▸ **Goal of the exercise**: Each record that follows should be repeated exactly, minus any images.

▸ **Raw records**:
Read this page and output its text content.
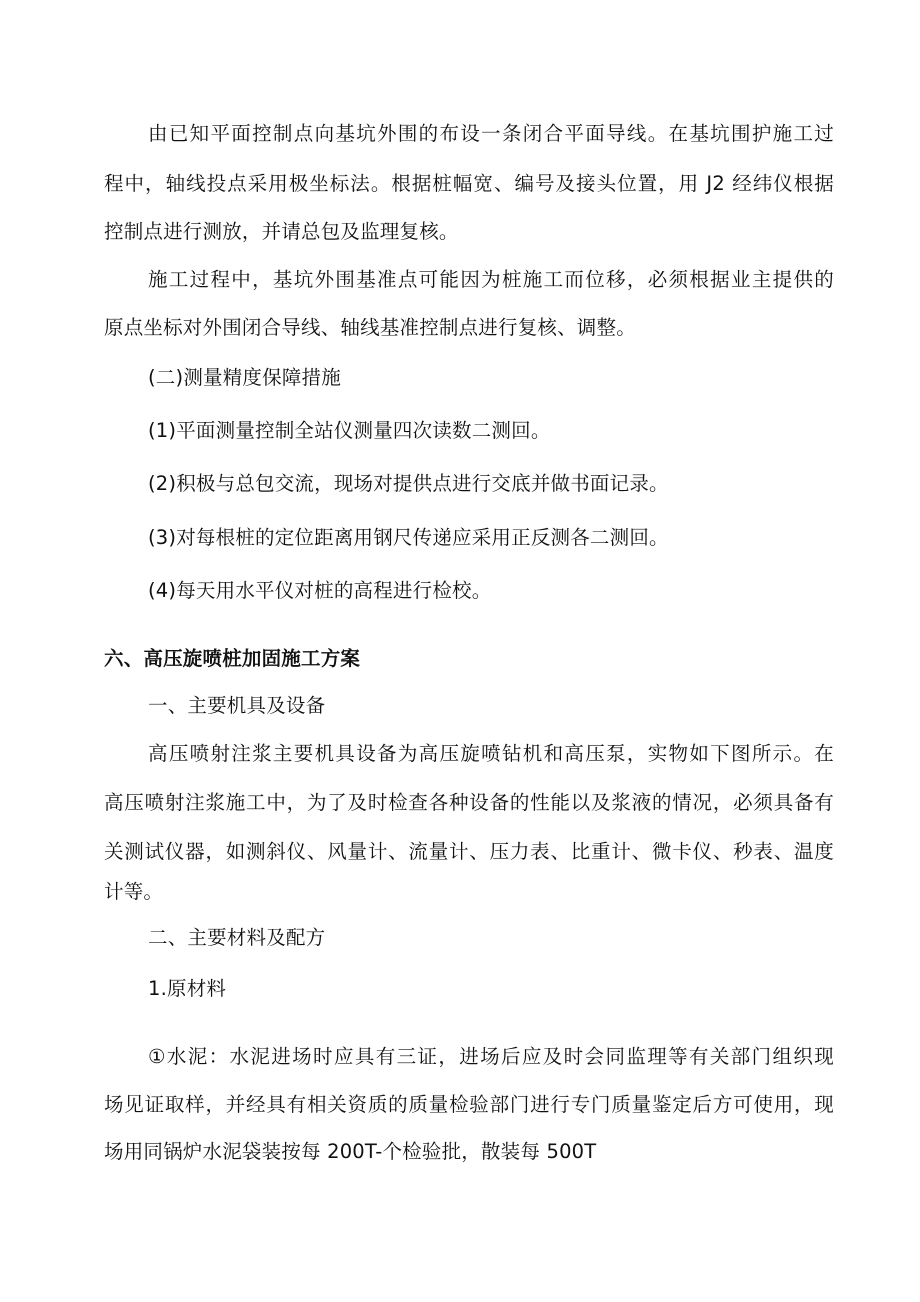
由已知平面控制点向基坑外围的布设一条闭合平面导线。在基坑围护施工过
程中，轴线投点采用极坐标法。根据桩幅宽、编号及接头位置，用 J2 经纬仪根据
控制点进行测放，并请总包及监理复核。
施工过程中，基坑外围基准点可能因为桩施工而位移，必须根据业主提供的
原点坐标对外围闭合导线、轴线基准控制点进行复核、调整。
(二)测量精度保障措施
(1)平面测量控制全站仪测量四次读数二测回。
(2)积极与总包交流，现场对提供点进行交底并做书面记录。
(3)对每根桩的定位距离用钢尺传递应采用正反测各二测回。
(4)每天用水平仪对桩的高程进行检校。
六、高压旋喷桩加固施工方案
一、主要机具及设备
高压喷射注浆主要机具设备为高压旋喷钻机和高压泵，实物如下图所示。在
高压喷射注浆施工中，为了及时检查各种设备的性能以及浆液的情况，必须具备有
关测试仪器，如测斜仪、风量计、流量计、压力表、比重计、微卡仪、秒表、温度
计等。
二、主要材料及配方
1.原材料
①水泥：水泥进场时应具有三证，进场后应及时会同监理等有关部门组织现
场见证取样，并经具有相关资质的质量检验部门进行专门质量鉴定后方可使用，现
场用同锅炉水泥袋装按每 200T-个检验批，散装每 500T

▸ **Problem solution**:
Read this page and output its text content.
由已知平面控制点向基坑外围的布设一条闭合平面导线。在基坑围护施工过
程中，轴线投点采用极坐标法。根据桩幅宽、编号及接头位置，用 J2 经纬仪根据
控制点进行测放，并请总包及监理复核。
施工过程中，基坑外围基准点可能因为桩施工而位移，必须根据业主提供的
原点坐标对外围闭合导线、轴线基准控制点进行复核、调整。
(二)测量精度保障措施
(1)平面测量控制全站仪测量四次读数二测回。
(2)积极与总包交流，现场对提供点进行交底并做书面记录。
(3)对每根桩的定位距离用钢尺传递应采用正反测各二测回。
(4)每天用水平仪对桩的高程进行检校。
六、高压旋喷桩加固施工方案
一、主要机具及设备
高压喷射注浆主要机具设备为高压旋喷钻机和高压泵，实物如下图所示。在
高压喷射注浆施工中，为了及时检查各种设备的性能以及浆液的情况，必须具备有
关测试仪器，如测斜仪、风量计、流量计、压力表、比重计、微卡仪、秒表、温度
计等。
二、主要材料及配方
1.原材料
①水泥：水泥进场时应具有三证，进场后应及时会同监理等有关部门组织现
场见证取样，并经具有相关资质的质量检验部门进行专门质量鉴定后方可使用，现
场用同锅炉水泥袋装按每 200T-个检验批，散装每 500T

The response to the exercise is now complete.